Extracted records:
════════════════

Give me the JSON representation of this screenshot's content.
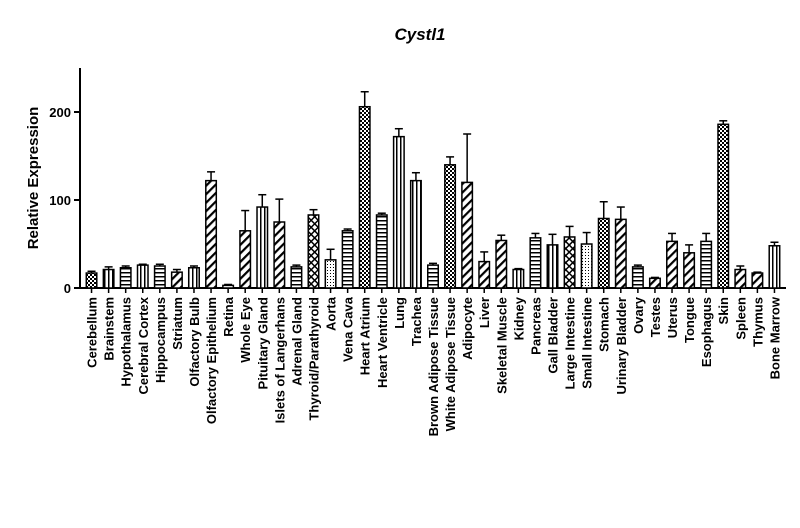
{
  "chart_data": {
    "type": "bar",
    "title": "Cystl1",
    "xlabel": "",
    "ylabel": "Relative Expression",
    "ylim": [
      0,
      250
    ],
    "yticks": [
      0,
      100,
      200
    ],
    "grid": false,
    "legend": "none",
    "bar_color": "#000000",
    "categories": [
      "Cerebellum",
      "Brainstem",
      "Hypothalamus",
      "Cerebral Cortex",
      "Hippocampus",
      "Striatum",
      "Olfactory Bulb",
      "Olfactory Epithelium",
      "Retina",
      "Whole Eye",
      "Pituitary Gland",
      "Islets of Langerhans",
      "Adrenal Gland",
      "Thyroid/Parathyroid",
      "Aorta",
      "Vena Cava",
      "Heart Atrium",
      "Heart Ventricle",
      "Lung",
      "Trachea",
      "Brown Adipose Tissue",
      "White Adipose Tissue",
      "Adipocyte",
      "Liver",
      "Skeletal Muscle",
      "Kidney",
      "Pancreas",
      "Gall Bladder",
      "Large Intestine",
      "Small Intestine",
      "Stomach",
      "Urinary Bladder",
      "Ovary",
      "Testes",
      "Uterus",
      "Tongue",
      "Esophagus",
      "Skin",
      "Spleen",
      "Thymus",
      "Bone Marrow"
    ],
    "values": [
      17,
      21,
      23,
      26,
      25,
      18,
      23,
      122,
      3,
      65,
      92,
      75,
      24,
      83,
      32,
      65,
      206,
      83,
      172,
      122,
      26,
      140,
      120,
      30,
      54,
      21,
      57,
      49,
      58,
      50,
      79,
      78,
      24,
      11,
      53,
      40,
      53,
      186,
      21,
      17,
      48
    ],
    "errors": [
      2,
      3,
      2,
      1,
      2,
      3,
      2,
      10,
      1,
      23,
      14,
      26,
      2,
      6,
      12,
      2,
      17,
      2,
      9,
      9,
      2,
      9,
      55,
      11,
      6,
      1,
      5,
      12,
      12,
      13,
      19,
      14,
      2,
      1,
      9,
      9,
      9,
      4,
      4,
      1,
      4
    ],
    "patterns": [
      "check",
      "vline",
      "hline",
      "vline",
      "hline",
      "diag",
      "vline",
      "diag",
      "dots",
      "diag",
      "vline",
      "diag",
      "hline",
      "cross",
      "dots",
      "hline",
      "check",
      "hline",
      "vline",
      "vline",
      "hline",
      "check",
      "diag",
      "diag",
      "diag",
      "vline",
      "hline",
      "vline",
      "cross",
      "dots",
      "check",
      "diag",
      "hline",
      "diag",
      "diag",
      "diag",
      "hline",
      "check",
      "diag",
      "diag",
      "vline"
    ]
  }
}
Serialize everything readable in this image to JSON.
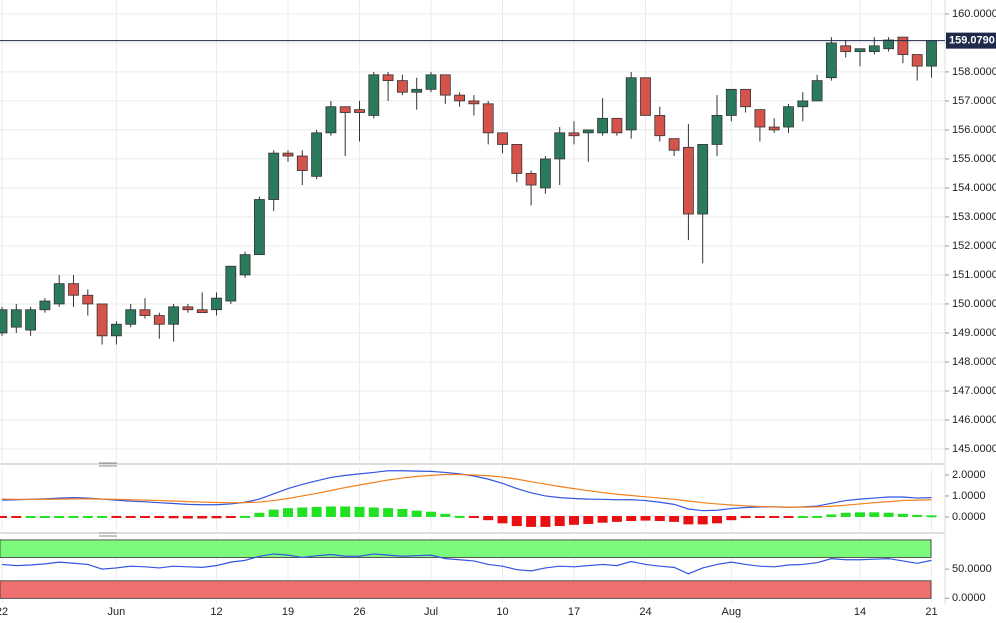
{
  "chart_data": [
    {
      "type": "candlestick",
      "categories": [
        "22",
        null,
        null,
        null,
        null,
        null,
        null,
        null,
        "Jun",
        null,
        null,
        null,
        null,
        null,
        null,
        "12",
        null,
        null,
        null,
        null,
        "19",
        null,
        null,
        null,
        null,
        "26",
        null,
        null,
        null,
        null,
        "Jul",
        null,
        null,
        null,
        null,
        "10",
        null,
        null,
        null,
        null,
        "17",
        null,
        null,
        null,
        null,
        "24",
        null,
        null,
        null,
        null,
        null,
        "Aug",
        null,
        null,
        null,
        null,
        null,
        null,
        null,
        null,
        "14",
        null,
        null,
        null,
        null,
        "21"
      ],
      "open": [
        149.0,
        149.2,
        149.1,
        149.8,
        150.0,
        150.7,
        150.3,
        150.0,
        148.9,
        149.3,
        149.8,
        149.6,
        149.3,
        149.9,
        149.8,
        149.8,
        150.1,
        151.0,
        151.7,
        153.6,
        155.2,
        155.1,
        154.4,
        155.9,
        156.8,
        156.7,
        156.5,
        157.9,
        157.7,
        157.3,
        157.4,
        157.9,
        157.2,
        157.0,
        156.9,
        155.9,
        155.5,
        154.5,
        154.0,
        155.0,
        155.9,
        155.9,
        155.9,
        156.4,
        156.0,
        157.8,
        156.5,
        155.7,
        155.4,
        153.1,
        155.5,
        156.5,
        157.4,
        156.7,
        156.1,
        156.1,
        156.8,
        157.0,
        157.8,
        158.9,
        158.7,
        158.7,
        158.8,
        159.2,
        158.6,
        158.2
      ],
      "high": [
        149.9,
        150.0,
        149.9,
        150.2,
        151.0,
        151.0,
        150.5,
        150.0,
        149.4,
        150.0,
        150.2,
        149.7,
        150.0,
        150.0,
        150.4,
        150.4,
        151.3,
        151.8,
        153.7,
        155.3,
        155.3,
        155.3,
        156.0,
        157.0,
        156.8,
        157.0,
        158.0,
        158.0,
        157.9,
        157.8,
        158.0,
        157.9,
        157.3,
        157.2,
        157.0,
        155.9,
        155.5,
        154.6,
        155.1,
        156.1,
        156.3,
        156.0,
        157.1,
        156.4,
        158.0,
        157.8,
        156.8,
        155.7,
        156.2,
        155.5,
        157.2,
        157.4,
        157.4,
        156.7,
        156.4,
        156.9,
        157.3,
        157.9,
        159.2,
        159.1,
        158.8,
        159.2,
        159.2,
        159.2,
        158.6,
        159.1
      ],
      "low": [
        148.9,
        149.0,
        148.9,
        149.7,
        149.9,
        149.9,
        149.6,
        148.6,
        148.6,
        149.2,
        149.5,
        148.8,
        148.7,
        149.7,
        149.7,
        149.6,
        150.0,
        150.9,
        151.7,
        153.2,
        154.9,
        154.1,
        154.3,
        155.8,
        155.1,
        155.6,
        156.4,
        157.0,
        157.2,
        156.7,
        157.3,
        156.9,
        156.8,
        156.5,
        155.5,
        155.2,
        154.2,
        153.4,
        153.8,
        154.1,
        155.5,
        154.9,
        155.8,
        155.8,
        155.7,
        156.5,
        155.6,
        155.1,
        152.2,
        151.4,
        155.1,
        156.3,
        156.6,
        155.6,
        155.9,
        155.9,
        156.3,
        157.0,
        157.7,
        158.5,
        158.2,
        158.6,
        158.7,
        158.3,
        157.7,
        157.8
      ],
      "close": [
        149.8,
        149.8,
        149.8,
        150.1,
        150.7,
        150.3,
        150.0,
        148.9,
        149.3,
        149.8,
        149.6,
        149.3,
        149.9,
        149.8,
        149.7,
        150.2,
        151.3,
        151.7,
        153.6,
        155.2,
        155.1,
        154.6,
        155.9,
        156.8,
        156.6,
        156.6,
        157.9,
        157.7,
        157.3,
        157.4,
        157.9,
        157.2,
        157.0,
        156.9,
        155.9,
        155.5,
        154.5,
        154.1,
        155.0,
        155.9,
        155.8,
        156.0,
        156.4,
        155.9,
        157.8,
        156.5,
        155.8,
        155.3,
        153.1,
        155.5,
        156.5,
        157.4,
        156.8,
        156.1,
        156.0,
        156.8,
        157.0,
        157.7,
        159.0,
        158.7,
        158.8,
        158.9,
        159.1,
        158.6,
        158.2,
        159.079
      ],
      "up_color": "#2b7a5c",
      "down_color": "#d4534b",
      "last_label": "159.0790",
      "last_color": "#1e2a4a",
      "ylim": [
        144.55,
        160.48
      ],
      "yticks": [
        {
          "value": 145,
          "label": "145.0000"
        },
        {
          "value": 146,
          "label": "146.0000"
        },
        {
          "value": 147,
          "label": "147.0000"
        },
        {
          "value": 148,
          "label": "148.0000"
        },
        {
          "value": 149,
          "label": "149.0000"
        },
        {
          "value": 150,
          "label": "150.0000"
        },
        {
          "value": 151,
          "label": "151.0000"
        },
        {
          "value": 152,
          "label": "152.0000"
        },
        {
          "value": 153,
          "label": "153.0000"
        },
        {
          "value": 154,
          "label": "154.0000"
        },
        {
          "value": 155,
          "label": "155.0000"
        },
        {
          "value": 156,
          "label": "156.0000"
        },
        {
          "value": 157,
          "label": "157.0000"
        },
        {
          "value": 158,
          "label": "158.0000"
        },
        {
          "value": 159,
          "label": "159.0000"
        },
        {
          "value": 160,
          "label": "160.0000"
        }
      ],
      "grid": true
    },
    {
      "type": "macd",
      "lines": [
        {
          "color": "#3355e0",
          "values": [
            0.8,
            0.82,
            0.84,
            0.86,
            0.9,
            0.92,
            0.9,
            0.85,
            0.8,
            0.75,
            0.72,
            0.68,
            0.64,
            0.6,
            0.58,
            0.58,
            0.62,
            0.7,
            0.85,
            1.1,
            1.35,
            1.55,
            1.72,
            1.88,
            1.98,
            2.05,
            2.12,
            2.2,
            2.2,
            2.18,
            2.17,
            2.12,
            2.05,
            1.95,
            1.8,
            1.6,
            1.35,
            1.15,
            1.0,
            0.92,
            0.88,
            0.85,
            0.84,
            0.82,
            0.82,
            0.78,
            0.7,
            0.6,
            0.38,
            0.3,
            0.32,
            0.4,
            0.45,
            0.48,
            0.48,
            0.46,
            0.48,
            0.52,
            0.65,
            0.78,
            0.85,
            0.9,
            0.95,
            0.95,
            0.9,
            0.92
          ]
        },
        {
          "color": "#f08020",
          "values": [
            0.85,
            0.84,
            0.84,
            0.84,
            0.85,
            0.86,
            0.86,
            0.85,
            0.84,
            0.82,
            0.8,
            0.78,
            0.76,
            0.73,
            0.71,
            0.69,
            0.68,
            0.68,
            0.71,
            0.78,
            0.88,
            1.0,
            1.12,
            1.26,
            1.4,
            1.52,
            1.64,
            1.76,
            1.85,
            1.93,
            1.98,
            2.02,
            2.02,
            2.0,
            1.96,
            1.9,
            1.8,
            1.68,
            1.56,
            1.45,
            1.35,
            1.25,
            1.16,
            1.08,
            1.02,
            0.96,
            0.9,
            0.84,
            0.76,
            0.68,
            0.62,
            0.57,
            0.53,
            0.5,
            0.48,
            0.47,
            0.47,
            0.48,
            0.51,
            0.56,
            0.62,
            0.68,
            0.73,
            0.78,
            0.8,
            0.82
          ]
        }
      ],
      "histogram": {
        "up_color": "#22e022",
        "down_color": "#e81010",
        "values": [
          -0.03,
          -0.02,
          0.0,
          0.01,
          0.03,
          0.04,
          0.03,
          0.0,
          -0.04,
          -0.07,
          -0.08,
          -0.1,
          -0.11,
          -0.12,
          -0.12,
          -0.11,
          -0.08,
          0.05,
          0.2,
          0.35,
          0.42,
          0.45,
          0.48,
          0.5,
          0.5,
          0.48,
          0.45,
          0.42,
          0.38,
          0.3,
          0.25,
          0.15,
          0.05,
          -0.05,
          -0.2,
          -0.35,
          -0.48,
          -0.52,
          -0.52,
          -0.48,
          -0.42,
          -0.38,
          -0.32,
          -0.28,
          -0.24,
          -0.22,
          -0.24,
          -0.28,
          -0.4,
          -0.4,
          -0.35,
          -0.2,
          -0.1,
          -0.05,
          -0.03,
          -0.02,
          0.0,
          0.05,
          0.12,
          0.2,
          0.22,
          0.22,
          0.2,
          0.15,
          0.1,
          0.08
        ]
      },
      "ylim": [
        -0.62,
        2.33
      ],
      "yticks": [
        {
          "value": 0,
          "label": "0.0000"
        },
        {
          "value": 1,
          "label": "1.0000"
        },
        {
          "value": 2,
          "label": "2.0000"
        }
      ]
    },
    {
      "type": "rsi",
      "color": "#3355e0",
      "values": [
        58,
        56,
        57,
        59,
        62,
        60,
        58,
        50,
        52,
        55,
        54,
        52,
        55,
        54,
        53,
        56,
        62,
        65,
        72,
        76,
        74,
        70,
        73,
        75,
        72,
        72,
        76,
        74,
        72,
        73,
        74,
        68,
        66,
        64,
        58,
        55,
        49,
        47,
        52,
        55,
        54,
        56,
        58,
        56,
        63,
        58,
        55,
        53,
        42,
        52,
        58,
        62,
        58,
        55,
        54,
        57,
        58,
        61,
        68,
        66,
        66,
        67,
        68,
        64,
        60,
        65
      ],
      "zones": [
        {
          "from": 70,
          "to": 100,
          "color": "#7cfa7c"
        },
        {
          "from": 0,
          "to": 30,
          "color": "#f07070"
        }
      ],
      "ylim": [
        -8,
        105
      ],
      "yticks": [
        {
          "value": 0,
          "label": "0.0000"
        },
        {
          "value": 50,
          "label": "50.0000"
        }
      ]
    }
  ]
}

════════════════

List all lines in the material containing the string "Tissue".

      "Brown Adipose Tissue",
      "White Adipose Tissue",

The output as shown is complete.